- _What is being asked_
Answer with one number: the count of lines in this material that hold the word "senden".

- _Supplied data_
--------------------------------

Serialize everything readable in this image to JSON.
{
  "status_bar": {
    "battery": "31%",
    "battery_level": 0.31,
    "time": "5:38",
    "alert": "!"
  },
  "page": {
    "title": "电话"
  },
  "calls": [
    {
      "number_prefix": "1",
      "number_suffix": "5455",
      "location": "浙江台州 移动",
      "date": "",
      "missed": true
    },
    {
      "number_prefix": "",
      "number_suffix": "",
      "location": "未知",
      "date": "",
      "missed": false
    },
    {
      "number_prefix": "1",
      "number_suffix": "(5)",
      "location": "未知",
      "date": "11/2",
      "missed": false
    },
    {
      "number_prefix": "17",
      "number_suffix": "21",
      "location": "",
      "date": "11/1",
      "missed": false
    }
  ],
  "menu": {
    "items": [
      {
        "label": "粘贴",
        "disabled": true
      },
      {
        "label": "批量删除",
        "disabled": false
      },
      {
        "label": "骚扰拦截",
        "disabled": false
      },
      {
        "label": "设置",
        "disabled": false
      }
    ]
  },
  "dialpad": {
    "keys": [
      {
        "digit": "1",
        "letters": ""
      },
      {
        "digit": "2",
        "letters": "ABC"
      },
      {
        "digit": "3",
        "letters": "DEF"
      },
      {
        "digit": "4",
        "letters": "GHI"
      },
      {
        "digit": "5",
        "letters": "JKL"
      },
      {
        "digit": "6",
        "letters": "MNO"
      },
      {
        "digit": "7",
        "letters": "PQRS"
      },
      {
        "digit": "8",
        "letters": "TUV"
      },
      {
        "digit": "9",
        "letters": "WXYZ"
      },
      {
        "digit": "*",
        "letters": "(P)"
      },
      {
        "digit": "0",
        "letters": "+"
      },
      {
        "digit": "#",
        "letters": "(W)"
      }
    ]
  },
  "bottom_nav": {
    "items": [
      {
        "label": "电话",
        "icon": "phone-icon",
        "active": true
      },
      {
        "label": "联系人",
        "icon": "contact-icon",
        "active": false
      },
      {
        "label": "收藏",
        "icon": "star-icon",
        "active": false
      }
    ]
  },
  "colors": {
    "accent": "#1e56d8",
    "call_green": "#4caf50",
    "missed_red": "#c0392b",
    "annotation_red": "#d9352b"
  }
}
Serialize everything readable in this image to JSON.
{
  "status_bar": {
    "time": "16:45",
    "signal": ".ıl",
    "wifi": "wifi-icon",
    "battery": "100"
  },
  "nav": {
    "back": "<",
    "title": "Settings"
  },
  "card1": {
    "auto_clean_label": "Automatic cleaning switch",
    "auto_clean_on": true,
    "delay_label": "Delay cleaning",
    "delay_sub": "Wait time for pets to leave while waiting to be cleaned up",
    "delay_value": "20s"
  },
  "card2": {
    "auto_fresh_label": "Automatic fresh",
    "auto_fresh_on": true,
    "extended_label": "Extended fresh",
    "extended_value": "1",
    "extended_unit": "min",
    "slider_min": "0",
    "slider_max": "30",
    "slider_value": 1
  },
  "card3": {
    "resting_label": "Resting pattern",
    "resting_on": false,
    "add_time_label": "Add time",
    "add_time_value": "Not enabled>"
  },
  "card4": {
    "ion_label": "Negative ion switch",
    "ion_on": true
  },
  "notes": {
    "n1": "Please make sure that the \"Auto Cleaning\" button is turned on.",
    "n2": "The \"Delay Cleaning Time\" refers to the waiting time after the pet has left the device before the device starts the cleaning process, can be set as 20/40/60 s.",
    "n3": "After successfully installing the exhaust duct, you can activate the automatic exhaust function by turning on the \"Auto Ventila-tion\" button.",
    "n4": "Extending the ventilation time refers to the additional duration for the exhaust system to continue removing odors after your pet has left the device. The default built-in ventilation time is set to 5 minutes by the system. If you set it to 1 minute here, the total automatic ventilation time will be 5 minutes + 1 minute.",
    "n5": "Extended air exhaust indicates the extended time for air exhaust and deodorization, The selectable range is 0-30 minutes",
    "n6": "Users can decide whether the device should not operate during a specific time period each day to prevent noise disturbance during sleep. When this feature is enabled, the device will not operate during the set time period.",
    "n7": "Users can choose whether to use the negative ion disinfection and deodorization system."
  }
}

--------------------------------

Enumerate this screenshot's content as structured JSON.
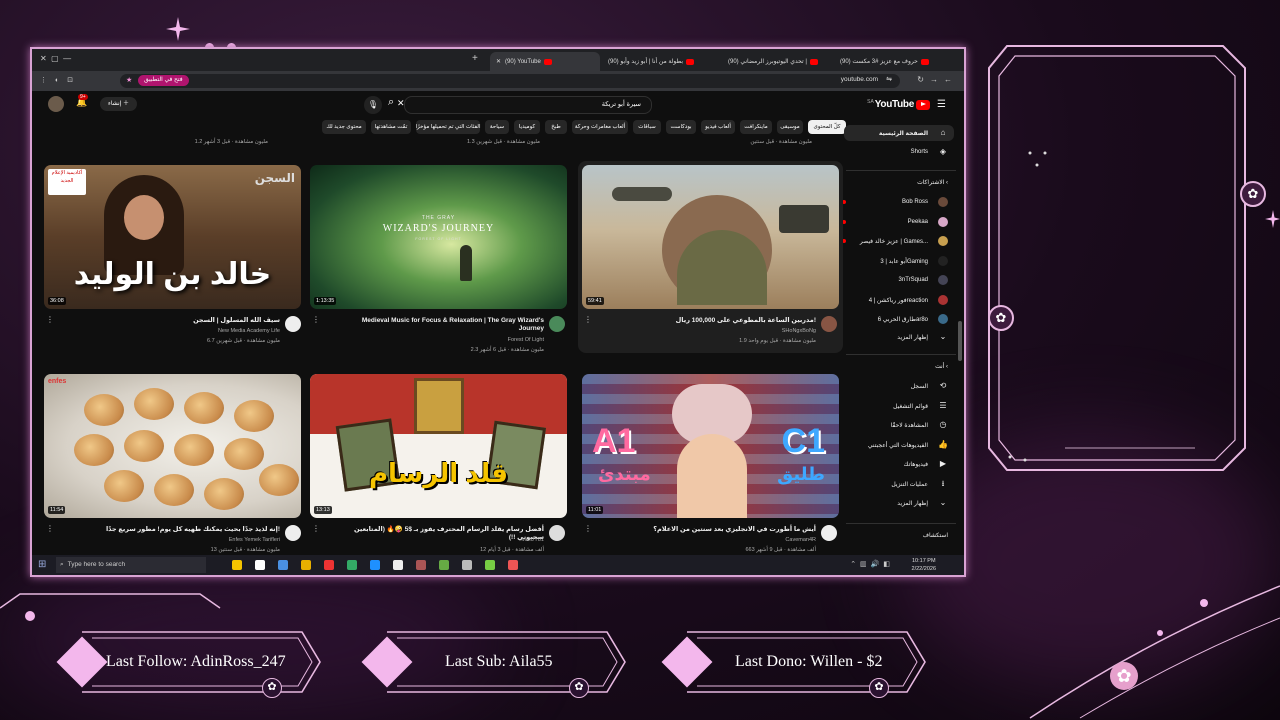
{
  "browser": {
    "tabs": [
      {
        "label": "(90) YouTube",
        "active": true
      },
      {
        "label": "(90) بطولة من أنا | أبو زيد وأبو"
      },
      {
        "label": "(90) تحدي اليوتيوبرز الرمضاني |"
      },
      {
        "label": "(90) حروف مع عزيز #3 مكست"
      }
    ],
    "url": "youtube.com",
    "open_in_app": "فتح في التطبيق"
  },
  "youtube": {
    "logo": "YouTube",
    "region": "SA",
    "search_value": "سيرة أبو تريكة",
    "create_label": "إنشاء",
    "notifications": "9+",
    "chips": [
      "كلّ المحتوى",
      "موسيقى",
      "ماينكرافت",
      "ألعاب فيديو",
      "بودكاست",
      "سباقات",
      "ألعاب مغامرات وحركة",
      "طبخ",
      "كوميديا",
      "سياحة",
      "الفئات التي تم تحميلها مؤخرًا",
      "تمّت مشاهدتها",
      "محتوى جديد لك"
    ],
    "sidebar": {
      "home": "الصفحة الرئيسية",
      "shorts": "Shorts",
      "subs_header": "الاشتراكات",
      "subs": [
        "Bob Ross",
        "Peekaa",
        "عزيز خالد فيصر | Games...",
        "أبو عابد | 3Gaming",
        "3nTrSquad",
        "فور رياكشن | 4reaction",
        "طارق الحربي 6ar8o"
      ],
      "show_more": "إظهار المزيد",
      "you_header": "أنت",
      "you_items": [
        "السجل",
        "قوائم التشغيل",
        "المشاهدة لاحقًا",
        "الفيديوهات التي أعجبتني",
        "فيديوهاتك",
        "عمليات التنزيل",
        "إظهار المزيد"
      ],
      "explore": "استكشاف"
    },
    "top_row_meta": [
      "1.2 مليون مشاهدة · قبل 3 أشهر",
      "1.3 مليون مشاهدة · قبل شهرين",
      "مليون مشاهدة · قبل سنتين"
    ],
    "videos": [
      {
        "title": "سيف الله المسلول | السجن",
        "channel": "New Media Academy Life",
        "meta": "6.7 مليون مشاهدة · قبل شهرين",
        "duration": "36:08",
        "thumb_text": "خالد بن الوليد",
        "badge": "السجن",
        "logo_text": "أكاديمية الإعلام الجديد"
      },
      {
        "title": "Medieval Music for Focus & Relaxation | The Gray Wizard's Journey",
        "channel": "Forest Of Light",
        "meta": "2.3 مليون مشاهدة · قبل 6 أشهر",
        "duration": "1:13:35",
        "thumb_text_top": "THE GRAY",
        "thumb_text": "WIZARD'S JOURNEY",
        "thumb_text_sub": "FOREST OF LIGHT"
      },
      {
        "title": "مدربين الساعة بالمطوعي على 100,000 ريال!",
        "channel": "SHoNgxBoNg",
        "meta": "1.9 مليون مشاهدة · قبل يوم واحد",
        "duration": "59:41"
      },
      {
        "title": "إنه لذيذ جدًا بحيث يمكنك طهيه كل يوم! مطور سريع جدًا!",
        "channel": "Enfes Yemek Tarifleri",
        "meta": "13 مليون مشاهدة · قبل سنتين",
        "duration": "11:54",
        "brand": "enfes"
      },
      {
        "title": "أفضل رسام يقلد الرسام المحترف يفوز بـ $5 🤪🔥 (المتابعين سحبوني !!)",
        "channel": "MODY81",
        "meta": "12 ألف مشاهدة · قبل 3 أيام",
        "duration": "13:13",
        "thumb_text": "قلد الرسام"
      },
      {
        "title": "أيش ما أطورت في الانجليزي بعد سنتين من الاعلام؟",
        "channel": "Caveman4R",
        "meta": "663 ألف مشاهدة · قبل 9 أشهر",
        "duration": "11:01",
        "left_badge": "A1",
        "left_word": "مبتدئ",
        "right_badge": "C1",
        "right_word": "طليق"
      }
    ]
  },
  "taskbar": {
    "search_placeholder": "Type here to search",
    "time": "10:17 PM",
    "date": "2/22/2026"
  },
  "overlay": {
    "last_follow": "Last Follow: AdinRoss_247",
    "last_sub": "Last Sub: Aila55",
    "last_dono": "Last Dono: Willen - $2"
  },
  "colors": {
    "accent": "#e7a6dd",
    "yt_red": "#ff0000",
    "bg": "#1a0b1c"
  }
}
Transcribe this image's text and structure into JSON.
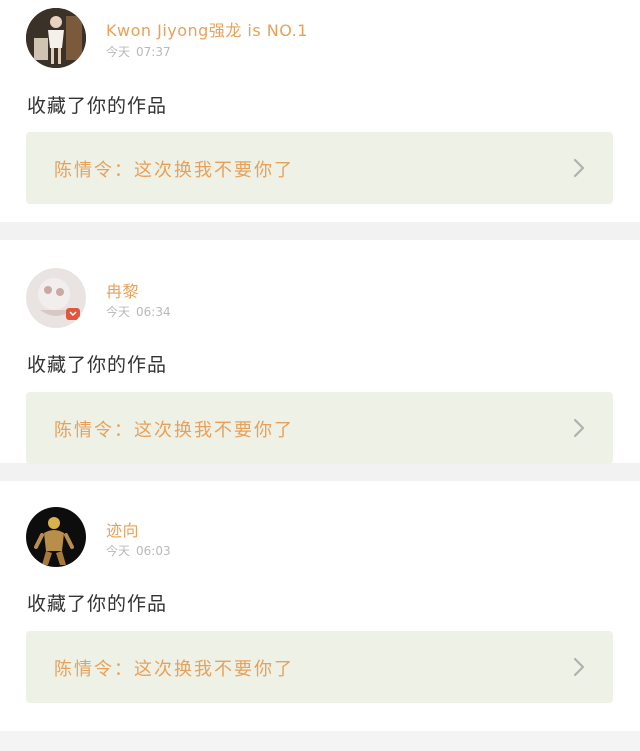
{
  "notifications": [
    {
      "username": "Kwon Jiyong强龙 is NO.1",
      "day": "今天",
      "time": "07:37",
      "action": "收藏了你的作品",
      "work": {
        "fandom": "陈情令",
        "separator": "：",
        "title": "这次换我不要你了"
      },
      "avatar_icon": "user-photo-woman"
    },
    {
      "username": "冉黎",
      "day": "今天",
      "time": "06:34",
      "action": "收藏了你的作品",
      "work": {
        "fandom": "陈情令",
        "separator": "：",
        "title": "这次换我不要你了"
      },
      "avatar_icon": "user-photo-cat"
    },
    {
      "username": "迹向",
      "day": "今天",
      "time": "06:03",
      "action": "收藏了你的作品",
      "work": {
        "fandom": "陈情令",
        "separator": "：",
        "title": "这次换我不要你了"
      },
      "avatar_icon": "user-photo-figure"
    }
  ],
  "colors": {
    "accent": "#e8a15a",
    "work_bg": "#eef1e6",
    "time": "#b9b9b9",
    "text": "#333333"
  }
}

--------------------------------

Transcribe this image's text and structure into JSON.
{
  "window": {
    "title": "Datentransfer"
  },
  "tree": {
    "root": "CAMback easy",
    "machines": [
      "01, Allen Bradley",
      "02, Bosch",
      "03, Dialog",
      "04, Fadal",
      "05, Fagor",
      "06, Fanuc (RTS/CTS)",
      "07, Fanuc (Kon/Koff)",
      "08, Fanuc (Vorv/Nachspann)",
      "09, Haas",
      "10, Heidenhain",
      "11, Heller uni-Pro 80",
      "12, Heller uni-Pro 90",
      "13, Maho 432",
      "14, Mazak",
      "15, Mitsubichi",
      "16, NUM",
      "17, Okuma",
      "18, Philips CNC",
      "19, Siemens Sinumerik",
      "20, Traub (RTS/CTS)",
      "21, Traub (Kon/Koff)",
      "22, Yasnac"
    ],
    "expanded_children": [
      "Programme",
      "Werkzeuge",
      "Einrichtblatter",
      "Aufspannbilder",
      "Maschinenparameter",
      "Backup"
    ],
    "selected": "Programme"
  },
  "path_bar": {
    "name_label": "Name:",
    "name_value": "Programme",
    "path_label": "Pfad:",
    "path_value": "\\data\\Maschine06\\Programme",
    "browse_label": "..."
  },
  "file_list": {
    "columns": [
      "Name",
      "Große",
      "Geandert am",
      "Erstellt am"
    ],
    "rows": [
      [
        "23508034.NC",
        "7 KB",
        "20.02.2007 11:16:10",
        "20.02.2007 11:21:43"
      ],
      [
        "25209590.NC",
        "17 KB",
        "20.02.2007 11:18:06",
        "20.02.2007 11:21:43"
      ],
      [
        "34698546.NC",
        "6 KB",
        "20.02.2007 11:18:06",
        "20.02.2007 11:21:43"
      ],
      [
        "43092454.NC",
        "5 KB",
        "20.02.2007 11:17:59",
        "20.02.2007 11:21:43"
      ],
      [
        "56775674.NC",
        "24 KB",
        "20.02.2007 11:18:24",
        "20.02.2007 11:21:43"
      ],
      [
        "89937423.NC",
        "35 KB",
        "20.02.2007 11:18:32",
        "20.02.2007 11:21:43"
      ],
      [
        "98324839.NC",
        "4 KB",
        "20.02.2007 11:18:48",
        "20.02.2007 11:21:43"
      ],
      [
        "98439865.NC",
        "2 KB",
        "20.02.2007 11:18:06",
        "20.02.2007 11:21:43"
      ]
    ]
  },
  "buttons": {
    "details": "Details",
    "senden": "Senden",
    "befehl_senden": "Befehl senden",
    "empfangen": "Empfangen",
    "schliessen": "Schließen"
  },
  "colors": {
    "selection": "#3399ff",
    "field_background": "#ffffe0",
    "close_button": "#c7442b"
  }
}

--------------------------------

- _Task answer_
2